[MATERIAL TO PROCESS]
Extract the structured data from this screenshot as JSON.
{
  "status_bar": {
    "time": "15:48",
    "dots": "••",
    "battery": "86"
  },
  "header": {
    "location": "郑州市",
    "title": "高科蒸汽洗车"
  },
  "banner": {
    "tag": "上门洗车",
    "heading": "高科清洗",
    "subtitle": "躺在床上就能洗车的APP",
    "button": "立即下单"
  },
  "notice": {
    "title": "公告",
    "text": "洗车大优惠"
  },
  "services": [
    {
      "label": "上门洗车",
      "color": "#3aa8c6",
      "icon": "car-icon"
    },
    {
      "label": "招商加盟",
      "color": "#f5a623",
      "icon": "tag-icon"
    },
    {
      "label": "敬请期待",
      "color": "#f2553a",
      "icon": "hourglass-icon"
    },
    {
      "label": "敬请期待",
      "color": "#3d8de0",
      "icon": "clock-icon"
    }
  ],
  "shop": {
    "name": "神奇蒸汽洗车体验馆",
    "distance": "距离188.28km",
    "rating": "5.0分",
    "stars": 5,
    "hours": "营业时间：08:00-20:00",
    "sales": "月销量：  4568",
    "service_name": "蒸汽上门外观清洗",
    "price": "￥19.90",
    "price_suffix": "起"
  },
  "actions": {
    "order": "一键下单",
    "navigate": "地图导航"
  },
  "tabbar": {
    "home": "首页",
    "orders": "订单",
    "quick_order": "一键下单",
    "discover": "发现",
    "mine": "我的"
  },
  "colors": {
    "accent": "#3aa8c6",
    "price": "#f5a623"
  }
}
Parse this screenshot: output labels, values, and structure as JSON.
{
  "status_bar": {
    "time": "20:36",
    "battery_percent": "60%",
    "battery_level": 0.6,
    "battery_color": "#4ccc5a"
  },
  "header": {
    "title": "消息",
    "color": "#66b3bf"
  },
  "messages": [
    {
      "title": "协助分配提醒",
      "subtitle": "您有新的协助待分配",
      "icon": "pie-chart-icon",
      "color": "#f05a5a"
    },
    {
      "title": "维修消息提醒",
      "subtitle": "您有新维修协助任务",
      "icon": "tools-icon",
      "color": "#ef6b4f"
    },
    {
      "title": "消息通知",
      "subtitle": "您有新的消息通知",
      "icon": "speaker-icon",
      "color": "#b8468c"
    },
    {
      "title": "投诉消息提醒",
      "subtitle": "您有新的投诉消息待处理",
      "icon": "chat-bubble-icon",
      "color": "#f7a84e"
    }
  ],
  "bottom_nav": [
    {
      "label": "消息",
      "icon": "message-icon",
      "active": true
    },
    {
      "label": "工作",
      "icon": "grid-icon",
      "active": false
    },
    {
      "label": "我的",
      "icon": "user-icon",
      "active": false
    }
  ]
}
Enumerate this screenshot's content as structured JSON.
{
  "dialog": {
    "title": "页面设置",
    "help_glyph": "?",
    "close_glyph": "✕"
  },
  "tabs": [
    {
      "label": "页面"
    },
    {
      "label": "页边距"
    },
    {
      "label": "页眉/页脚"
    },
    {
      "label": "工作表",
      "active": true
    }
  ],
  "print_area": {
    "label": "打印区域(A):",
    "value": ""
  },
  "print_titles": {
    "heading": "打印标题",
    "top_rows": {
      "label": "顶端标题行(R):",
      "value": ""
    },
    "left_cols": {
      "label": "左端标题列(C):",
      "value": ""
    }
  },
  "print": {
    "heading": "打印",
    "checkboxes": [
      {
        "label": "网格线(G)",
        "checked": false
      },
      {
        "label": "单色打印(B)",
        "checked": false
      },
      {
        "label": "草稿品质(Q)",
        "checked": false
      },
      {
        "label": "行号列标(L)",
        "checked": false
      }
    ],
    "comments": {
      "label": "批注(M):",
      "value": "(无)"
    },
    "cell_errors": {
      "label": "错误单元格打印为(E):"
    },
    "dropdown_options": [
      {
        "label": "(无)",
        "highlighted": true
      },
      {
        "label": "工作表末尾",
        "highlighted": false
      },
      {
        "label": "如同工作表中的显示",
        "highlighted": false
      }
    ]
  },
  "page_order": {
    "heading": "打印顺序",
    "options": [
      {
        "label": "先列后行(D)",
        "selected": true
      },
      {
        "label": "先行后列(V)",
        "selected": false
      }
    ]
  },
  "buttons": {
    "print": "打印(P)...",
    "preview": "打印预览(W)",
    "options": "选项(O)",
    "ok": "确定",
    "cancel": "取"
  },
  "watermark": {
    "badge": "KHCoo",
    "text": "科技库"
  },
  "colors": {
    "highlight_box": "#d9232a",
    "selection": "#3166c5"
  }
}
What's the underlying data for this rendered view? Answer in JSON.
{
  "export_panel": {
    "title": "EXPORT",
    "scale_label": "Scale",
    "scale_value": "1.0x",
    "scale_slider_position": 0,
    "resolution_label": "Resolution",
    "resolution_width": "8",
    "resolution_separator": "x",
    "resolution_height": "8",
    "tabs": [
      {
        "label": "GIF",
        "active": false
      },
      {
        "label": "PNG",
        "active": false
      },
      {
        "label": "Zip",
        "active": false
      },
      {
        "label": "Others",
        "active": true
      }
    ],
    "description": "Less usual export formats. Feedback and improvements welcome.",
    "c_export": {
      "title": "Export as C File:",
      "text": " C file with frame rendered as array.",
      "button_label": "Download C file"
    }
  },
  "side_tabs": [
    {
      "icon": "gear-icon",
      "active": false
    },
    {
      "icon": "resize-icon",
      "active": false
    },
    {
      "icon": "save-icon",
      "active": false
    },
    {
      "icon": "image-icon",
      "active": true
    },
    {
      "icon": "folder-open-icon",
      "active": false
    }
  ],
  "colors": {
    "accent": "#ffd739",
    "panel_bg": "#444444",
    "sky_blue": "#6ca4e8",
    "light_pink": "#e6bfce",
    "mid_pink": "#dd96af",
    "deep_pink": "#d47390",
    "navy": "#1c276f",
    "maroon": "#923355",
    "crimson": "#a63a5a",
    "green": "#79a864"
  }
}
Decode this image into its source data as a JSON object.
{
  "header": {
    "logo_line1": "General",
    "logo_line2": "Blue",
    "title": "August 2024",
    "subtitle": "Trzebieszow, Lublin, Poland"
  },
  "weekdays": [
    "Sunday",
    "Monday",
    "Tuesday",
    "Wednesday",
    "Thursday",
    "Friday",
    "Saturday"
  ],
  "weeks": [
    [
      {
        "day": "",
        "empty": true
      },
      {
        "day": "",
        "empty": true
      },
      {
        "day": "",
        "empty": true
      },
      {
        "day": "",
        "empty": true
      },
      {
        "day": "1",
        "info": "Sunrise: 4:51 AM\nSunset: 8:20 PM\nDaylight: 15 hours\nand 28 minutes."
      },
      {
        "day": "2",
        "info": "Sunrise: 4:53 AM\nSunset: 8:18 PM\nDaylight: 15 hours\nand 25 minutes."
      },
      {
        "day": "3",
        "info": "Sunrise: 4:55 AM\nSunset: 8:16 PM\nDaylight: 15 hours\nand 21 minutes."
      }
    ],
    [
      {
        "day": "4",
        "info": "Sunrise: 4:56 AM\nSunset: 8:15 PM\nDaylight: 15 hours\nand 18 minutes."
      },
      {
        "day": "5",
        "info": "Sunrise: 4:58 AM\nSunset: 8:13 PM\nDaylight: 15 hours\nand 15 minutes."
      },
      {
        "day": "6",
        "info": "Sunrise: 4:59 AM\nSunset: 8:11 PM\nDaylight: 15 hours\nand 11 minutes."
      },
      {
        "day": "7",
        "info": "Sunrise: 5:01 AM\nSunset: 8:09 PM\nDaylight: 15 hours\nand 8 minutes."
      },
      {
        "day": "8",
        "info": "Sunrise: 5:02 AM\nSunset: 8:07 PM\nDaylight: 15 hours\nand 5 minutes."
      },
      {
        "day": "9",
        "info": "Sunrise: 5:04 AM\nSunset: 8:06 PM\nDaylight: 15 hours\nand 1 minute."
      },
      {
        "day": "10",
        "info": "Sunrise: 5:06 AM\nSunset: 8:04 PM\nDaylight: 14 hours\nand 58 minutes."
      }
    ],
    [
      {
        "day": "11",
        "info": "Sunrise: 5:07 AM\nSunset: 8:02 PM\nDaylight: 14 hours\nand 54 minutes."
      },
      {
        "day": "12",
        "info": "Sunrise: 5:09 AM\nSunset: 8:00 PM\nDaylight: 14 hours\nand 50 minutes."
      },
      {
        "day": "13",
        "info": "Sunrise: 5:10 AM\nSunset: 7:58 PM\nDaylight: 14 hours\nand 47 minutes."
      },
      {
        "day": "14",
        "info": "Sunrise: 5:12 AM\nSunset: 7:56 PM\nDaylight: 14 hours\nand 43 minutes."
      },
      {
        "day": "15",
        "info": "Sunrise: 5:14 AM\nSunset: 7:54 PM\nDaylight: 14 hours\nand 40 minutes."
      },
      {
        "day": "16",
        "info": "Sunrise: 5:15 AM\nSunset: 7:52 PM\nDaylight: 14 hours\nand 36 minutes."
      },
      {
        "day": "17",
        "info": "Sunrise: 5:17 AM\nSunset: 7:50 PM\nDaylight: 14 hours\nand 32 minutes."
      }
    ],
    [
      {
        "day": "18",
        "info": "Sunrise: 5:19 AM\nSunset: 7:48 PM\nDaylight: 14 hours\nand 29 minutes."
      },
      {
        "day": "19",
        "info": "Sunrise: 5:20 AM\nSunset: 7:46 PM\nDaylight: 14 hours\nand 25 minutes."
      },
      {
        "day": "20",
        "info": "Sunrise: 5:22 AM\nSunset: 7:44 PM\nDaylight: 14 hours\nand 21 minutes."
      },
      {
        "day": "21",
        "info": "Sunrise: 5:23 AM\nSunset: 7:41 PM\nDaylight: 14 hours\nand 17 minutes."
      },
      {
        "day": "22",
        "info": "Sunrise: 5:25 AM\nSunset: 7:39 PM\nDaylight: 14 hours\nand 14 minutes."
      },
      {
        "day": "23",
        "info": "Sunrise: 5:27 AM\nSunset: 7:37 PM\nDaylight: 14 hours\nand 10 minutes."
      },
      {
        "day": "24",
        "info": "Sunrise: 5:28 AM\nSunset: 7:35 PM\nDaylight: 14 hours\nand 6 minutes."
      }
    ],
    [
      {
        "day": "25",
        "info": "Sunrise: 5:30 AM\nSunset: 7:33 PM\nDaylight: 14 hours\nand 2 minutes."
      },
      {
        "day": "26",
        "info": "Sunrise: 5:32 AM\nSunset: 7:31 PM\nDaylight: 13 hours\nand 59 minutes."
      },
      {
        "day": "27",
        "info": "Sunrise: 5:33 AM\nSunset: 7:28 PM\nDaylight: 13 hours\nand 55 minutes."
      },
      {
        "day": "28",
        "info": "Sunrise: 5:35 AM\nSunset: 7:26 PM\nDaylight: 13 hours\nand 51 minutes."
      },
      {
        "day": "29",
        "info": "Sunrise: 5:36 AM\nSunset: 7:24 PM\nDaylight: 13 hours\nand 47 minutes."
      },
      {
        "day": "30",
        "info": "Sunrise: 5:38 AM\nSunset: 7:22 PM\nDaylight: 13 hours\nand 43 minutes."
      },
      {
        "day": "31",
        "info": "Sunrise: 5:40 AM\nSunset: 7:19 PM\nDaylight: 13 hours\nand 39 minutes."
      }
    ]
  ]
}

[SET EXERCISE] Locate each line with the word "JSON" and copy it.

[CORRECT RESULT]
Extract the structured data from this screenshot as JSON.
Parse this screenshot: output labels, values, and structure as JSON.
Enumerate this screenshot's content as structured JSON.
What's the underlying data for this rendered view? Answer in JSON.
Decode this image into its source data as a JSON object.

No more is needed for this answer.